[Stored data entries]
— BEGIN —

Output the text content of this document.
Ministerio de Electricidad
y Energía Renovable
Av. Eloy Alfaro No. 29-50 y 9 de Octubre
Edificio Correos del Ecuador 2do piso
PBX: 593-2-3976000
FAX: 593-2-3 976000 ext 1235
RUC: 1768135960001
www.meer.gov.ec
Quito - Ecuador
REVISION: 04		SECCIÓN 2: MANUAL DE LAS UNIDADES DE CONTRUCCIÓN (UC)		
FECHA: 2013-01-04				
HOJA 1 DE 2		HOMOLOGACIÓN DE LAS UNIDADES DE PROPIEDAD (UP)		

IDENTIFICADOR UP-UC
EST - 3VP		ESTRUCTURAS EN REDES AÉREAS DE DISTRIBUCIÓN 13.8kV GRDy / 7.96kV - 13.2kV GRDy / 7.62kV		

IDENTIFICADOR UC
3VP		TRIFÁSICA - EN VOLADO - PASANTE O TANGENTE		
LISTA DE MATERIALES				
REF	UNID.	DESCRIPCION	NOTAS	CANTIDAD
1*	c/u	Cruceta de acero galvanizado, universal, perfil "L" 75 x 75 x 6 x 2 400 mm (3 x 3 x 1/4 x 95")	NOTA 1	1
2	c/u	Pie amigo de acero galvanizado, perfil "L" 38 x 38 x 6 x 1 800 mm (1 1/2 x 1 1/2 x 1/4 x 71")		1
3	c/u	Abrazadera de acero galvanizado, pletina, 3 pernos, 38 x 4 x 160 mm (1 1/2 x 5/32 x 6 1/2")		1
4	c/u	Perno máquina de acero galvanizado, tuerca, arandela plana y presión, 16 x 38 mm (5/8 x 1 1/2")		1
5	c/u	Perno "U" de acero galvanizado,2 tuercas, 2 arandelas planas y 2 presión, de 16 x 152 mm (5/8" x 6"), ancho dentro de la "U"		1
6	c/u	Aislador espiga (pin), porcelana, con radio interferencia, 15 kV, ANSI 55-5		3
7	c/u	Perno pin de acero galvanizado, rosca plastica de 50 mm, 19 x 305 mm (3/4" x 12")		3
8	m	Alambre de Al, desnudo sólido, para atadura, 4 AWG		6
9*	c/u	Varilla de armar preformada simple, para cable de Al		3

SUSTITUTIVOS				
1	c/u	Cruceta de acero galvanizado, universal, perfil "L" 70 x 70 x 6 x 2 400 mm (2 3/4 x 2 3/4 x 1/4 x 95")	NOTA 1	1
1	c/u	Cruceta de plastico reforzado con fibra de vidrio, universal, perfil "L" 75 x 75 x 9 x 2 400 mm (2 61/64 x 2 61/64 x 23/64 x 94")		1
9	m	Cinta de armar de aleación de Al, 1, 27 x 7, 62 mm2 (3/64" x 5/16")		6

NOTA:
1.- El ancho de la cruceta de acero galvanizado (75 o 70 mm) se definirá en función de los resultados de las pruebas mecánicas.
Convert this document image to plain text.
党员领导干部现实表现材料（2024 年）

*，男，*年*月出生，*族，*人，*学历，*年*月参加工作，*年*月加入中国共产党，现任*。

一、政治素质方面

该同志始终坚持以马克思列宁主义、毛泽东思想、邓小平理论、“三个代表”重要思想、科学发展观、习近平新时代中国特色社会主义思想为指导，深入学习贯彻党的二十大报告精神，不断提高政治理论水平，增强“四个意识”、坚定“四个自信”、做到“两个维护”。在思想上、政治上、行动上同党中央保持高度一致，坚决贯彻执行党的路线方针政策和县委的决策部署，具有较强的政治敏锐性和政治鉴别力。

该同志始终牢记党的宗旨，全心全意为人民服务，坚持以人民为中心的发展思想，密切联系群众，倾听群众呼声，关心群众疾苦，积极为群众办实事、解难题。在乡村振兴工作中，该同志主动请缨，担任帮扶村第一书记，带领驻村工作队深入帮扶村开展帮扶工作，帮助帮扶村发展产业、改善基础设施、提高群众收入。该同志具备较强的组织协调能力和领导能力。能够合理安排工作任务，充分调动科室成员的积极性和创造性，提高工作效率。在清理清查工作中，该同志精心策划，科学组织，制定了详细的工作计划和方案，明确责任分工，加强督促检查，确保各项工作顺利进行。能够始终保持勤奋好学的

— END —

# PROBLEM TO SOLVE
How many lines of these entries contain "universal"? Answer with the number and nothing else.

# THE SOLUTION
3